What to do: Take every line from the material that has the word "keysDown" in it.

Records:
>> Start

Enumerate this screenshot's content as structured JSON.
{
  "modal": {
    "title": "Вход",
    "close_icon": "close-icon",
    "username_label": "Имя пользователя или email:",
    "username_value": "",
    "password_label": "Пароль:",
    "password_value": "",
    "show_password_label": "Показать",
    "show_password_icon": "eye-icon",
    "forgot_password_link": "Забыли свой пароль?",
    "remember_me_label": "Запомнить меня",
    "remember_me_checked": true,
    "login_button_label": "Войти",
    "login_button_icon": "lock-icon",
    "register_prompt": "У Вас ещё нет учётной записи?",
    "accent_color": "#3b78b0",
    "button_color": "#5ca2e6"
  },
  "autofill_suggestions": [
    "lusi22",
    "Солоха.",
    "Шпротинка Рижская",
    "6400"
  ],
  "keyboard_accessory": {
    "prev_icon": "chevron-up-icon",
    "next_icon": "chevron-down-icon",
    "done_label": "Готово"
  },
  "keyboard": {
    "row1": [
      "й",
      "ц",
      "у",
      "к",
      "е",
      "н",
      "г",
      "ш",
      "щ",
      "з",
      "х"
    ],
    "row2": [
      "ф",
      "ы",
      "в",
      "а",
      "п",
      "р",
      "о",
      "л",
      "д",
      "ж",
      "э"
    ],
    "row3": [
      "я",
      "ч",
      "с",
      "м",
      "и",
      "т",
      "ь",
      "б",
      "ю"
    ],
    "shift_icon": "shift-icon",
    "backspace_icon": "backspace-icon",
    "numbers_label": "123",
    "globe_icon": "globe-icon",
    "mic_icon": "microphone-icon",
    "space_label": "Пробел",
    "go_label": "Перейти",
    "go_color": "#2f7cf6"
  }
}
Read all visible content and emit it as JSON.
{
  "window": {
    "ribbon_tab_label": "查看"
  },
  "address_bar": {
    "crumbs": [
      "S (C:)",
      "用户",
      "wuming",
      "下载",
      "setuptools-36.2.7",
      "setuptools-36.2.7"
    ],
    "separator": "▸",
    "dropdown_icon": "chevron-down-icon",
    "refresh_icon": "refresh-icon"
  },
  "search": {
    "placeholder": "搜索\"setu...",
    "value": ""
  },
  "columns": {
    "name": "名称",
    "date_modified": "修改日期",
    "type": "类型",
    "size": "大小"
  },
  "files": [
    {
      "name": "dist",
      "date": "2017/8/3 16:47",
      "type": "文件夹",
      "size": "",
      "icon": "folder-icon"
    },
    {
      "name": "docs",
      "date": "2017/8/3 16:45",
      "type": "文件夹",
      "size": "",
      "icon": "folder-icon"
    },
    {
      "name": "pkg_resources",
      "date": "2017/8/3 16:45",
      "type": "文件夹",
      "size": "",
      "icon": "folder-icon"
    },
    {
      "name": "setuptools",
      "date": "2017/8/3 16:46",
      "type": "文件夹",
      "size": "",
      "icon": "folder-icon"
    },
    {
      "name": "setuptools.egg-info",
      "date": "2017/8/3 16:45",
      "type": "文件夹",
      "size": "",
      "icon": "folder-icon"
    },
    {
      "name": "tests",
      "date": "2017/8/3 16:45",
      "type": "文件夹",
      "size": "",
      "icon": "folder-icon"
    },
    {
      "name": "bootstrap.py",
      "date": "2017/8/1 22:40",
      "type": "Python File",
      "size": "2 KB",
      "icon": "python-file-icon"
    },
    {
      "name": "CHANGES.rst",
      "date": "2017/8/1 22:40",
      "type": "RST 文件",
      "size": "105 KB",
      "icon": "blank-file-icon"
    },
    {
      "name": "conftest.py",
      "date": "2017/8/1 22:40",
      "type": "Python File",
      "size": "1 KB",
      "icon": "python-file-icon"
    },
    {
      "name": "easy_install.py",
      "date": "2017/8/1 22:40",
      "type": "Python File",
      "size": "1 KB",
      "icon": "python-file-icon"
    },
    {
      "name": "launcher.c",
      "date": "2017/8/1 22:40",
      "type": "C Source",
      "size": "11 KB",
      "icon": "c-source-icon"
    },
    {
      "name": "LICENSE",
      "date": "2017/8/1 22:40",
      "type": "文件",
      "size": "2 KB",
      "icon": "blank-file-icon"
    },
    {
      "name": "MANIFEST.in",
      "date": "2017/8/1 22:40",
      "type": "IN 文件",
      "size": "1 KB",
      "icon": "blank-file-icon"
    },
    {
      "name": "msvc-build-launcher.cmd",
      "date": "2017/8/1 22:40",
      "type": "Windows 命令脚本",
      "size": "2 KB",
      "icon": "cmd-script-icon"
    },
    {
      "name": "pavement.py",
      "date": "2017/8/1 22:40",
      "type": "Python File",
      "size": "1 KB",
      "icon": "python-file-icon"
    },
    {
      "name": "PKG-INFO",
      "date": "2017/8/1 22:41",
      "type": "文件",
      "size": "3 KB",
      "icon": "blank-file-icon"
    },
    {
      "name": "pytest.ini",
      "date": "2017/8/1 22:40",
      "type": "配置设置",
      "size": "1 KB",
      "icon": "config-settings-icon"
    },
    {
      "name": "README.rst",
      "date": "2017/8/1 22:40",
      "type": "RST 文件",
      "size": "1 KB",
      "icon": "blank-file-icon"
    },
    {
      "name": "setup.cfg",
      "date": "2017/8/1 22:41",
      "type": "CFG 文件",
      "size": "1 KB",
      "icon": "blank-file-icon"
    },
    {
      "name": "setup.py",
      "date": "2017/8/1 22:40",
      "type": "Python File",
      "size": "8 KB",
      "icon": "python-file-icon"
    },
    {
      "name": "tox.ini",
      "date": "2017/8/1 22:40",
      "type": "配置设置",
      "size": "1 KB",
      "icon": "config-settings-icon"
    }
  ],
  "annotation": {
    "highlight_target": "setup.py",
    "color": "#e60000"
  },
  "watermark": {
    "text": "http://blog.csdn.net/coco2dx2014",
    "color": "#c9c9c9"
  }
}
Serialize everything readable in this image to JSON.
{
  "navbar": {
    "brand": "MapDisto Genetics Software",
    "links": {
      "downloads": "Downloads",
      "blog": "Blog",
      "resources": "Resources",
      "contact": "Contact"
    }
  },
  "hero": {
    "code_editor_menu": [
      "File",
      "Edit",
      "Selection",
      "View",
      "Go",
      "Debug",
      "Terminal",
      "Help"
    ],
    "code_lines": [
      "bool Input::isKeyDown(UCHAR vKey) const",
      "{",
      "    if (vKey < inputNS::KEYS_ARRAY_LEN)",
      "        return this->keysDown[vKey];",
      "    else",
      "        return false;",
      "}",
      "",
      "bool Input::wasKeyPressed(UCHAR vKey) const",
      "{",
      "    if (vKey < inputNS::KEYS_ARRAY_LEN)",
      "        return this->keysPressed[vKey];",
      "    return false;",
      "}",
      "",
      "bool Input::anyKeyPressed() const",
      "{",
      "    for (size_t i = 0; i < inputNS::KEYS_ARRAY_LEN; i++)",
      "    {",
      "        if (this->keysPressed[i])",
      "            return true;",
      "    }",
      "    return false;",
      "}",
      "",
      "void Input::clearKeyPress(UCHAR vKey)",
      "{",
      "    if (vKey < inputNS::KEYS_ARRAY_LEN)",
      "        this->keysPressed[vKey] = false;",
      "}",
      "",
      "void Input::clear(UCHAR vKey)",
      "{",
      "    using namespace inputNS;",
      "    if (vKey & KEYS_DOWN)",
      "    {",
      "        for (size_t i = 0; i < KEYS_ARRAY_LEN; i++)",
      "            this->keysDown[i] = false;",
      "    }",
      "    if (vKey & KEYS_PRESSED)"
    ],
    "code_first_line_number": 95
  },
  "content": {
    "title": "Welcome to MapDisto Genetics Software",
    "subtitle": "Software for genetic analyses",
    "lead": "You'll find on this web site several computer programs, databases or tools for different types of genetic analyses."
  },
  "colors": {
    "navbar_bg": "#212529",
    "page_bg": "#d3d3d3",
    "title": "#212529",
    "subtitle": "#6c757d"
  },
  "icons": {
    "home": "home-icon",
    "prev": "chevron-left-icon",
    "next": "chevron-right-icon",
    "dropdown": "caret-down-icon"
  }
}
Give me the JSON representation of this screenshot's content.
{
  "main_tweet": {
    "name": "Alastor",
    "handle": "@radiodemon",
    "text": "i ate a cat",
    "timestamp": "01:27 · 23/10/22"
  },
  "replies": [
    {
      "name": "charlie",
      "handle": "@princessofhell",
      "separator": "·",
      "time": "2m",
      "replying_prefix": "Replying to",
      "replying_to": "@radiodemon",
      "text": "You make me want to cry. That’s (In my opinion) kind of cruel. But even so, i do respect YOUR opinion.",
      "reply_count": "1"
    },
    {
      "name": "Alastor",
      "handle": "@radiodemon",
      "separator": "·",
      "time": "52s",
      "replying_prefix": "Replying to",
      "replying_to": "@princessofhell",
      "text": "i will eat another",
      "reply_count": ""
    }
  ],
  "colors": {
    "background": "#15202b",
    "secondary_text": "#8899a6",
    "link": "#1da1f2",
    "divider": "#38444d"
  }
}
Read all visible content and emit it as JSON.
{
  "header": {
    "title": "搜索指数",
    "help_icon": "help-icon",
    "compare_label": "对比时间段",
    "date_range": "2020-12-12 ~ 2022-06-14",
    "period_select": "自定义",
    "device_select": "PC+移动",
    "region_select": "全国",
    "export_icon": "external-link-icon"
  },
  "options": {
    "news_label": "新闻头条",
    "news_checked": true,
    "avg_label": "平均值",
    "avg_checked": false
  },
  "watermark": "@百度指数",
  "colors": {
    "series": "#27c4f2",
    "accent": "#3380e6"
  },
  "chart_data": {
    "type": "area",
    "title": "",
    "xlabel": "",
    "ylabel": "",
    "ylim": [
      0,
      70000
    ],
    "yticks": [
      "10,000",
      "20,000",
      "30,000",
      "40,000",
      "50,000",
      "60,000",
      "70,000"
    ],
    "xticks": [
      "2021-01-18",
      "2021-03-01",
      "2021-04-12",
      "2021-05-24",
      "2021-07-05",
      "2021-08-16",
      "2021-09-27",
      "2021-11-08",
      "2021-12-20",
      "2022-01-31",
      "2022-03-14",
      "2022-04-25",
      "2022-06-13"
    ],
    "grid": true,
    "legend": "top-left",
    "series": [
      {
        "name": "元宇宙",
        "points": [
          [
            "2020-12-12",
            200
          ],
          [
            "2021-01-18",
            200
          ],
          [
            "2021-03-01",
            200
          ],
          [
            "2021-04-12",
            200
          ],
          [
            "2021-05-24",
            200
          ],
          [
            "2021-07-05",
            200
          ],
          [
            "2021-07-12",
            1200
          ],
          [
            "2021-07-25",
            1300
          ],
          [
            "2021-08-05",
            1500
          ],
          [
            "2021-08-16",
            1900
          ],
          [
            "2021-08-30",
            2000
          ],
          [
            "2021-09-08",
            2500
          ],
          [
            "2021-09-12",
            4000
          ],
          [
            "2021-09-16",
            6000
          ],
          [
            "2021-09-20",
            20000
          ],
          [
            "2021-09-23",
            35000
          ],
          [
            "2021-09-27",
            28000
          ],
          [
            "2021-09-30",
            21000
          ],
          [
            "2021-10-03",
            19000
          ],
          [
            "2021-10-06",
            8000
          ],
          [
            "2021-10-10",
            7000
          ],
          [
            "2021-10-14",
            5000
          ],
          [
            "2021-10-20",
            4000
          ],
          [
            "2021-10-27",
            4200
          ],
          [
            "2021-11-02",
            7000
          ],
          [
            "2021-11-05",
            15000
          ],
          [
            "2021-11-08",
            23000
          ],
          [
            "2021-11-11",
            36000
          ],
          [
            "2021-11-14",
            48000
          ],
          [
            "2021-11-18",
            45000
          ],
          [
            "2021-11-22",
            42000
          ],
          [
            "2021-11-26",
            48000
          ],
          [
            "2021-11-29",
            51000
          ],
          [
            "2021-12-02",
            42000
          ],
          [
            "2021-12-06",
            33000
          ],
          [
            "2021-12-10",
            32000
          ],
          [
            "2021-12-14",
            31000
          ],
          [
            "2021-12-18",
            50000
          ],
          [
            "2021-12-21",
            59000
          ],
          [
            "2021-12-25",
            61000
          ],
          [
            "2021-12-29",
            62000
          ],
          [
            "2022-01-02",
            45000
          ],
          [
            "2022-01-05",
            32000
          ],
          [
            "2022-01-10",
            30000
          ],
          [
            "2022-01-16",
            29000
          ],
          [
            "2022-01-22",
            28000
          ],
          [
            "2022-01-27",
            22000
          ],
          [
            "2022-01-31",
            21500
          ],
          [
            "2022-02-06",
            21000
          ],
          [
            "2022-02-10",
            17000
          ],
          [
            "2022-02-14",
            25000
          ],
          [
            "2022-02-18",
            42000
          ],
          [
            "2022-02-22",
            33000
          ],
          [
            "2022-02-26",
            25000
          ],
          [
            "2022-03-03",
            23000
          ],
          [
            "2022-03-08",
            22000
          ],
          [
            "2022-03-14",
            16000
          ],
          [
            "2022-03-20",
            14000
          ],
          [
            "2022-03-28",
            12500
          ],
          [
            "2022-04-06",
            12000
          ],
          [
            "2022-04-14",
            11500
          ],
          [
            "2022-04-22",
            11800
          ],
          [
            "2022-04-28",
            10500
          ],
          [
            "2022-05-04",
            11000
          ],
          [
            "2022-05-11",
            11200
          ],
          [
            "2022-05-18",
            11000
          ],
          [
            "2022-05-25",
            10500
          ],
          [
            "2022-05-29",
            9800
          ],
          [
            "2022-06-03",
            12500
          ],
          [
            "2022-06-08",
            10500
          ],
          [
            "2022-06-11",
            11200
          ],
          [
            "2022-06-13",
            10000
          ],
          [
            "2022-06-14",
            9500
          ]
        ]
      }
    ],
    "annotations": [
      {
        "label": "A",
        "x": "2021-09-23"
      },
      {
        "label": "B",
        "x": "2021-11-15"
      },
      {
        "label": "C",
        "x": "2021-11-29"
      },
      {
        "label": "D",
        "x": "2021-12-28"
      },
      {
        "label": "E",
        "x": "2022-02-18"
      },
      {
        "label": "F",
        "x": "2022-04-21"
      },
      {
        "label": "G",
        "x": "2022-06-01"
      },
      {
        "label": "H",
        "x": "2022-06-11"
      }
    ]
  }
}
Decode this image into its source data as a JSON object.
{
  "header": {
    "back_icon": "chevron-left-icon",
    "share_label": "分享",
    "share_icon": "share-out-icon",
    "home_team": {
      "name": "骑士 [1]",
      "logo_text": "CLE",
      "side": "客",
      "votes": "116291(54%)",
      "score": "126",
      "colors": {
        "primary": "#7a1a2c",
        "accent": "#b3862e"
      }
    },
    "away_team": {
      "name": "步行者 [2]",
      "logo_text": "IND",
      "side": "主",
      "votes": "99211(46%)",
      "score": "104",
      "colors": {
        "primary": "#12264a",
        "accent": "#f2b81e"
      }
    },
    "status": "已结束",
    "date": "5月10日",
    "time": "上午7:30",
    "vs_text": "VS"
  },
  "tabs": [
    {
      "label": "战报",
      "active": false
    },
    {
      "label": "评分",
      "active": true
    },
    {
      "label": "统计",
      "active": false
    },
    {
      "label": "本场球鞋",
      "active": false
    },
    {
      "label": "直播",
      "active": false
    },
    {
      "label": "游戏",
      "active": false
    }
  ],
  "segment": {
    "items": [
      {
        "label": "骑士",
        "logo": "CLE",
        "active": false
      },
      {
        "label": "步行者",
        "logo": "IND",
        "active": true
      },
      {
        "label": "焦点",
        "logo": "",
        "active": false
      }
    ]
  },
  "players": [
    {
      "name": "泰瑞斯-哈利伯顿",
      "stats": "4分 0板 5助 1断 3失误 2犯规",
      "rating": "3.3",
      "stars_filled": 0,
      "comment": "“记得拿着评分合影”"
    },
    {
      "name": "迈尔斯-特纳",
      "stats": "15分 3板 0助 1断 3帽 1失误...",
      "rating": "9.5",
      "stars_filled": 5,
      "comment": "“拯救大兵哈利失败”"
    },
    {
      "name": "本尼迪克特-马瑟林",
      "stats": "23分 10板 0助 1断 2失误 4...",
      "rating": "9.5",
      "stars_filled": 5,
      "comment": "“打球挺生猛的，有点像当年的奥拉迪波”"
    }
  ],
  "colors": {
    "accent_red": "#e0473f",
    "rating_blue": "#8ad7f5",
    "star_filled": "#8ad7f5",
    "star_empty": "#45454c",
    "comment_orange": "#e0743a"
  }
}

>> End

Task response:
      "        return this->keysDown[vKey];",
      "            this->keysDown[i] = false;",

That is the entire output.